**Short problem**
Check every line below for the string "period", and copy the lines that contain it.

Some records
— Start —
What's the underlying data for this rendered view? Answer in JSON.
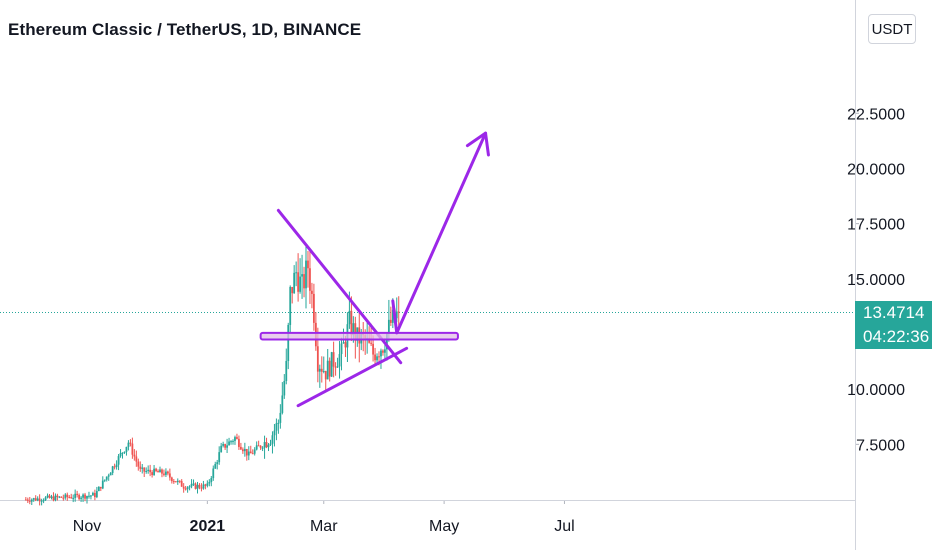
{
  "header": {
    "title": "Ethereum Classic / TetherUS, 1D, BINANCE",
    "currency": "USDT"
  },
  "price_label": {
    "last_price": "13.4714",
    "countdown": "04:22:36",
    "color": "#26a69a"
  },
  "colors": {
    "up": "#26a69a",
    "down": "#ef5350",
    "drawing": "#9c27e8",
    "zone_fill": "#e1bee7",
    "last_price_line": "#26a69a"
  },
  "chart_data": {
    "type": "candlestick",
    "symbol": "ETCUSDT",
    "timeframe": "1D",
    "exchange": "BINANCE",
    "x_ticks": [
      "Nov",
      "2021",
      "Mar",
      "May",
      "Jul"
    ],
    "y_ticks": [
      "7.5000",
      "10.0000",
      "15.0000",
      "17.5000",
      "20.0000",
      "22.5000"
    ],
    "ylim": [
      5.25,
      26.5
    ],
    "last_price": 13.4714,
    "grid": false,
    "series": [
      {
        "name": "ETCUSDT",
        "ohlc_monthly_approx": [
          {
            "period": "Oct 2020",
            "open": 5.0,
            "high": 5.6,
            "low": 4.9,
            "close": 5.3
          },
          {
            "period": "Nov 2020",
            "open": 5.3,
            "high": 7.9,
            "low": 5.0,
            "close": 6.4
          },
          {
            "period": "Dec 2020",
            "open": 6.4,
            "high": 7.2,
            "low": 5.4,
            "close": 5.6
          },
          {
            "period": "Jan 2021",
            "open": 5.6,
            "high": 10.0,
            "low": 5.5,
            "close": 7.3
          },
          {
            "period": "Feb 2021",
            "open": 7.3,
            "high": 17.8,
            "low": 7.0,
            "close": 12.3
          },
          {
            "period": "Mar 2021",
            "open": 12.3,
            "high": 14.0,
            "low": 9.6,
            "close": 11.8
          },
          {
            "period": "Apr 2021",
            "open": 11.8,
            "high": 13.7,
            "low": 11.5,
            "close": 13.47
          }
        ]
      }
    ],
    "annotations": [
      {
        "type": "line",
        "label": "descending trendline",
        "from": [
          "2021-02-06",
          18.1
        ],
        "to": [
          "2021-04-09",
          11.2
        ]
      },
      {
        "type": "line",
        "label": "ascending trendline",
        "from": [
          "2021-02-16",
          9.25
        ],
        "to": [
          "2021-04-12",
          11.85
        ]
      },
      {
        "type": "rectangle",
        "label": "support zone",
        "from": [
          "2021-01-28",
          12.55
        ],
        "to": [
          "2021-05-08",
          12.25
        ]
      },
      {
        "type": "arrow",
        "label": "projected move",
        "path": [
          [
            "2021-04-05",
            14.0
          ],
          [
            "2021-04-07",
            12.55
          ],
          [
            "2021-05-22",
            21.6
          ]
        ]
      }
    ]
  }
}
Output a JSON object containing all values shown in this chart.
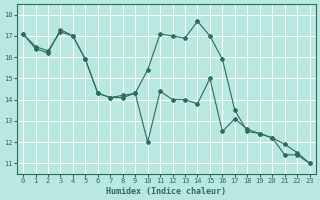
{
  "xlabel": "Humidex (Indice chaleur)",
  "bg_color": "#b8e8e0",
  "grid_color": "#ffffff",
  "line_color": "#2d6b60",
  "xlim": [
    -0.5,
    23.5
  ],
  "ylim": [
    10.5,
    18.5
  ],
  "xticks": [
    0,
    1,
    2,
    3,
    4,
    5,
    6,
    7,
    8,
    9,
    10,
    11,
    12,
    13,
    14,
    15,
    16,
    17,
    18,
    19,
    20,
    21,
    22,
    23
  ],
  "yticks": [
    11,
    12,
    13,
    14,
    15,
    16,
    17,
    18
  ],
  "series1_x": [
    0,
    1,
    2,
    3,
    4,
    5,
    6,
    7,
    8,
    9,
    10,
    11,
    12,
    13,
    14,
    15,
    16,
    17,
    18,
    19,
    20,
    21,
    22,
    23
  ],
  "series1_y": [
    17.1,
    16.4,
    16.2,
    17.3,
    17.0,
    15.9,
    14.3,
    14.1,
    14.1,
    14.3,
    15.4,
    17.1,
    17.0,
    16.9,
    17.7,
    17.0,
    15.9,
    13.5,
    12.5,
    12.4,
    12.2,
    11.4,
    11.4,
    11.0
  ],
  "series2_x": [
    0,
    1,
    2,
    3,
    4,
    5,
    6,
    7,
    8,
    9,
    10,
    11,
    12,
    13,
    14,
    15,
    16,
    17,
    18,
    19,
    20,
    21,
    22,
    23
  ],
  "series2_y": [
    17.1,
    16.5,
    16.3,
    17.2,
    17.0,
    15.9,
    14.3,
    14.1,
    14.2,
    14.3,
    12.0,
    14.4,
    14.0,
    14.0,
    13.8,
    15.0,
    12.5,
    13.1,
    12.6,
    12.4,
    12.2,
    11.9,
    11.5,
    11.0
  ]
}
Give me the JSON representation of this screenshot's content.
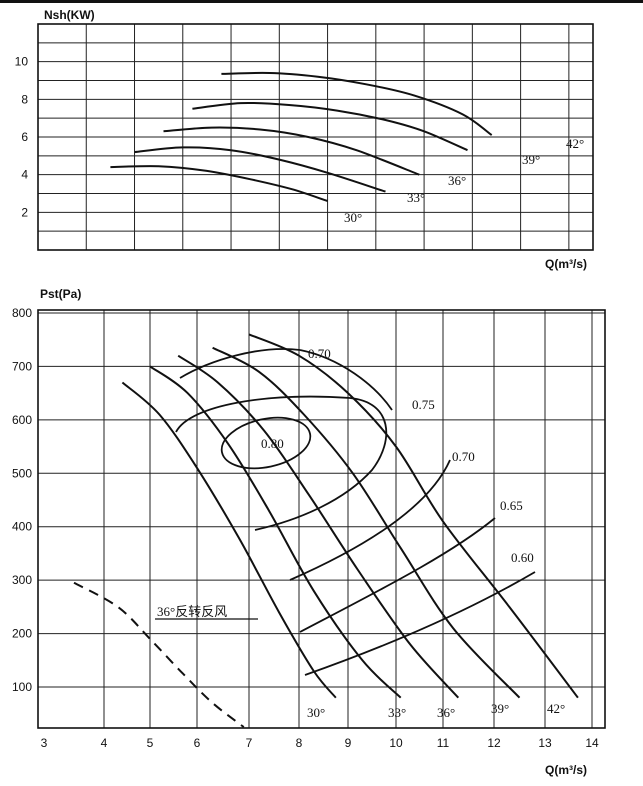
{
  "chart_data": [
    {
      "type": "line",
      "ylabel": "Nsh(KW)",
      "xlabel": "Q(m³/s)",
      "yticks": [
        "2",
        "4",
        "6",
        "8",
        "10"
      ],
      "xlim": [
        3.0,
        14.5
      ],
      "ylim": [
        0,
        12
      ],
      "grid": true,
      "series": [
        {
          "name": "30°",
          "x": [
            4.5,
            5.5,
            6.5,
            7.5,
            8.3,
            9.0
          ],
          "y": [
            4.4,
            4.45,
            4.2,
            3.7,
            3.2,
            2.6
          ]
        },
        {
          "name": "33°",
          "x": [
            5.0,
            6.0,
            7.0,
            8.0,
            9.0,
            10.2
          ],
          "y": [
            5.2,
            5.45,
            5.3,
            4.8,
            4.1,
            3.1
          ]
        },
        {
          "name": "36°",
          "x": [
            5.6,
            6.6,
            7.6,
            8.6,
            9.6,
            10.9
          ],
          "y": [
            6.3,
            6.5,
            6.4,
            6.0,
            5.3,
            4.0
          ]
        },
        {
          "name": "39°",
          "x": [
            6.2,
            7.2,
            8.2,
            9.2,
            10.2,
            11.0,
            11.9
          ],
          "y": [
            7.5,
            7.8,
            7.7,
            7.4,
            6.9,
            6.3,
            5.3
          ]
        },
        {
          "name": "42°",
          "x": [
            6.8,
            7.8,
            8.8,
            9.8,
            10.8,
            11.8,
            12.4
          ],
          "y": [
            9.35,
            9.4,
            9.2,
            8.8,
            8.2,
            7.2,
            6.1
          ]
        }
      ],
      "labels": [
        "30°",
        "33°",
        "36°",
        "39°",
        "42°"
      ]
    },
    {
      "type": "line",
      "ylabel": "Pst(Pa)",
      "xlabel": "Q(m³/s)",
      "xticks": [
        "3",
        "4",
        "5",
        "6",
        "7",
        "8",
        "9",
        "10",
        "11",
        "12",
        "13",
        "14"
      ],
      "yticks": [
        "100",
        "200",
        "300",
        "400",
        "500",
        "600",
        "700",
        "800"
      ],
      "xlim": [
        3.0,
        14.6
      ],
      "ylim": [
        0,
        820
      ],
      "grid": true,
      "series": [
        {
          "name": "30°",
          "x": [
            4.4,
            5.2,
            6.0,
            6.8,
            7.6,
            8.3,
            8.75
          ],
          "y": [
            670,
            610,
            510,
            380,
            240,
            130,
            80
          ]
        },
        {
          "name": "33°",
          "x": [
            5.0,
            5.8,
            6.6,
            7.4,
            8.3,
            9.3,
            10.1
          ],
          "y": [
            700,
            650,
            555,
            430,
            280,
            150,
            80
          ]
        },
        {
          "name": "36°",
          "x": [
            5.6,
            6.4,
            7.3,
            8.2,
            9.2,
            10.3,
            11.3
          ],
          "y": [
            720,
            670,
            580,
            460,
            320,
            180,
            80
          ]
        },
        {
          "name": "39°",
          "x": [
            6.3,
            7.2,
            8.1,
            9.1,
            10.1,
            11.2,
            12.5
          ],
          "y": [
            735,
            690,
            610,
            500,
            360,
            210,
            80
          ]
        },
        {
          "name": "42°",
          "x": [
            7.0,
            8.0,
            9.0,
            10.0,
            11.0,
            12.3,
            13.7
          ],
          "y": [
            760,
            720,
            650,
            550,
            410,
            250,
            80
          ]
        }
      ],
      "efficiency_labels": [
        "0.70",
        "0.75",
        "0.70",
        "0.65",
        "0.60",
        "0.80"
      ],
      "angle_labels": [
        "30°",
        "33°",
        "36°",
        "39°",
        "42°"
      ],
      "reverse_label": "36°反转反风",
      "reverse_curve": {
        "x": [
          3.5,
          4.3,
          5.0,
          5.7,
          6.3,
          6.9
        ],
        "y": [
          295,
          250,
          190,
          125,
          70,
          25
        ]
      }
    }
  ]
}
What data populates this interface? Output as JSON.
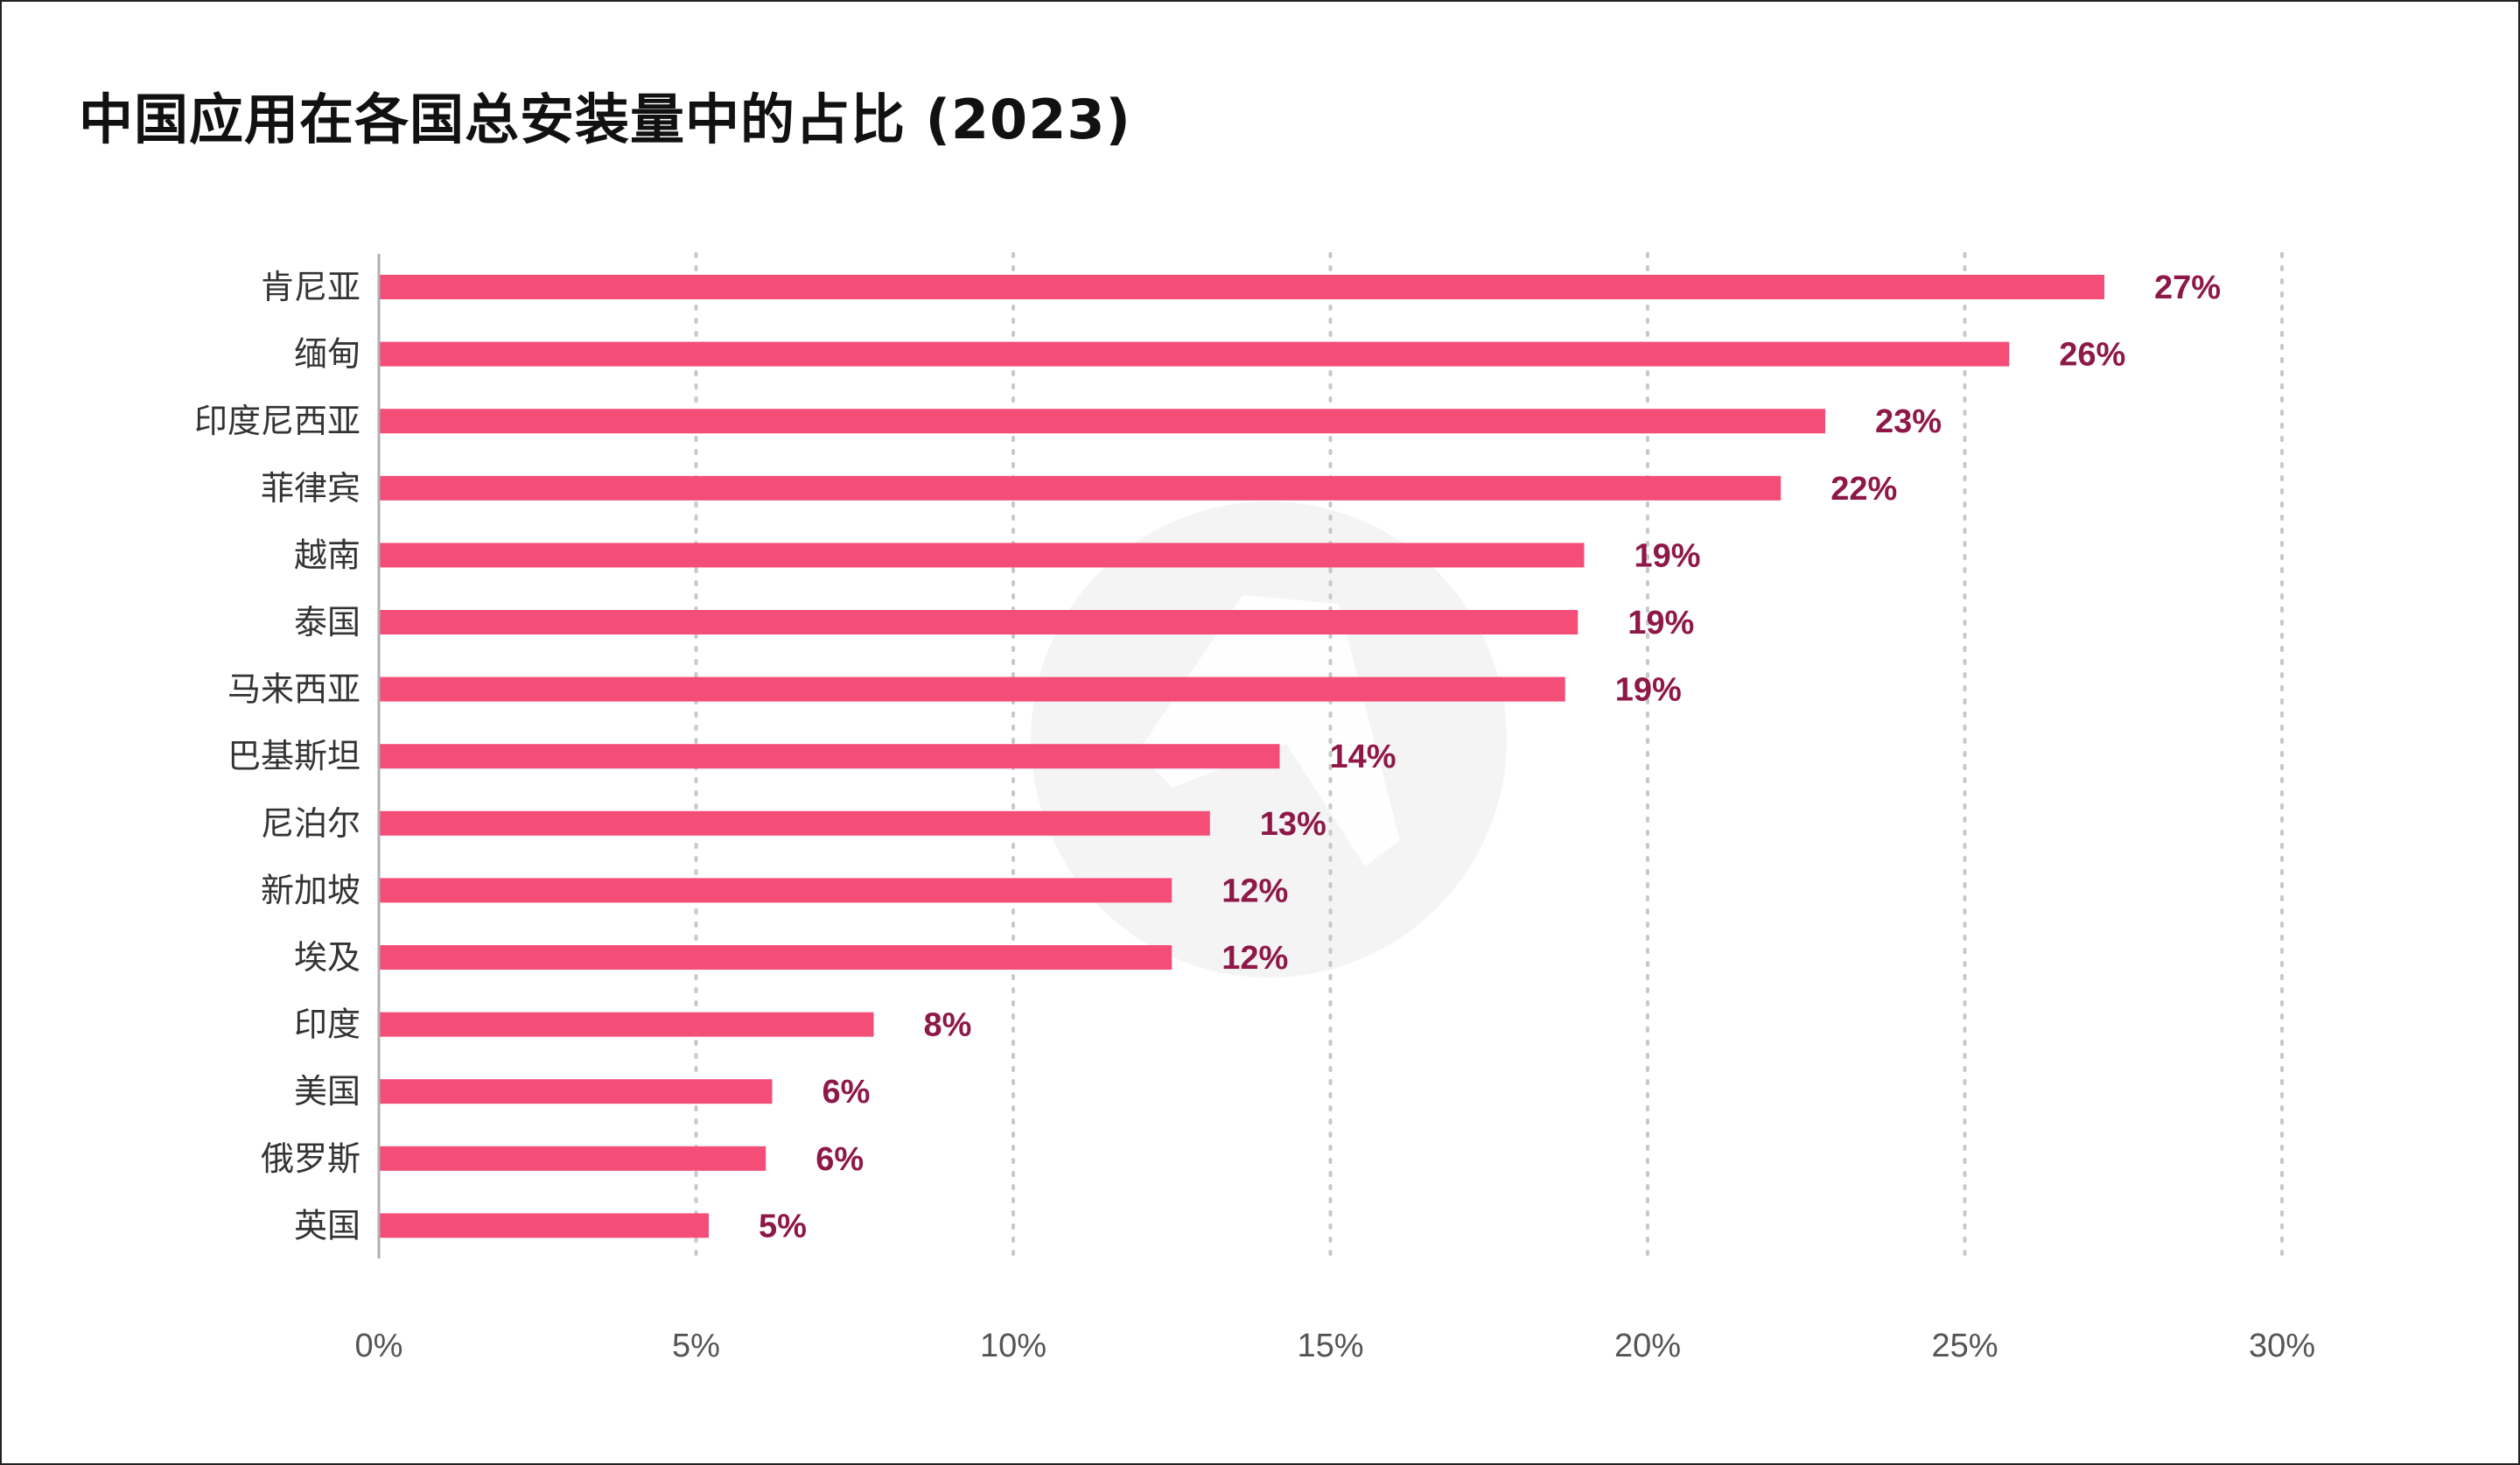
{
  "chart_data": {
    "type": "bar",
    "orientation": "horizontal",
    "title": "中国应用在各国总安装量中的占比 (2023)",
    "xlabel": "",
    "ylabel": "",
    "categories": [
      "肯尼亚",
      "缅甸",
      "印度尼西亚",
      "菲律宾",
      "越南",
      "泰国",
      "马来西亚",
      "巴基斯坦",
      "尼泊尔",
      "新加坡",
      "埃及",
      "印度",
      "美国",
      "俄罗斯",
      "英国"
    ],
    "values": [
      27.2,
      25.7,
      22.8,
      22.1,
      19.0,
      18.9,
      18.7,
      14.2,
      13.1,
      12.5,
      12.5,
      7.8,
      6.2,
      6.1,
      5.2
    ],
    "value_labels": [
      "27%",
      "26%",
      "23%",
      "22%",
      "19%",
      "19%",
      "19%",
      "14%",
      "13%",
      "12%",
      "12%",
      "8%",
      "6%",
      "6%",
      "5%"
    ],
    "xlim": [
      0,
      30
    ],
    "xticks": [
      0,
      5,
      10,
      15,
      20,
      25,
      30
    ],
    "xtick_labels": [
      "0%",
      "5%",
      "10%",
      "15%",
      "20%",
      "25%",
      "30%"
    ],
    "grid": "vertical dotted",
    "legend": "none",
    "colors": {
      "bar": "#f44d78",
      "value_label": "#8e1848",
      "grid": "#c8c8c8",
      "axis": "#b0b0b0",
      "watermark": "#f4f4f4"
    }
  }
}
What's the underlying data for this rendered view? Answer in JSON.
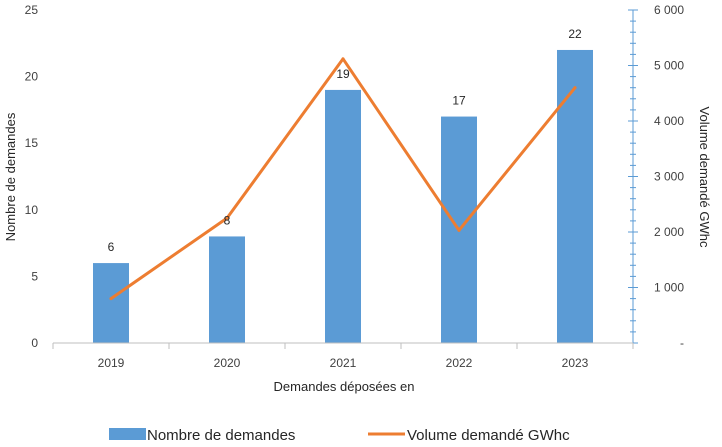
{
  "chart_data": {
    "type": "bar",
    "title": "",
    "xlabel": "Demandes déposées en",
    "ylabel": "Nombre de demandes",
    "y2label": "Volume demandé GWhc",
    "categories": [
      "2019",
      "2020",
      "2021",
      "2022",
      "2023"
    ],
    "ylim": [
      0,
      25
    ],
    "yticks": [
      "0",
      "5",
      "10",
      "15",
      "20",
      "25"
    ],
    "y2lim": [
      0,
      6000
    ],
    "y2ticks": [
      "-",
      "1 000",
      "2 000",
      "3 000",
      "4 000",
      "5 000",
      "6 000"
    ],
    "series": [
      {
        "name": "Nombre de demandes",
        "type": "bar",
        "axis": "left",
        "values": [
          6,
          8,
          19,
          17,
          22
        ],
        "labels": [
          "6",
          "8",
          "19",
          "17",
          "22"
        ]
      },
      {
        "name": "Volume demandé GWhc",
        "type": "line",
        "axis": "right",
        "values": [
          800,
          2250,
          5120,
          2030,
          4600
        ]
      }
    ],
    "legend": "bottom",
    "grid": false,
    "colors": {
      "bars": "#5B9BD5",
      "line": "#ED7D31",
      "right_axis": "#5B9BD5"
    }
  }
}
— End —
**Output below**
            "period": "Oct 2020",
            "period": "Nov 2020",
            "period": "Dec 2020",
            "period": "Jan 2021",
            "period": "Feb 2021",
            "period": "Mar 2021",
            "period": "Apr 2021",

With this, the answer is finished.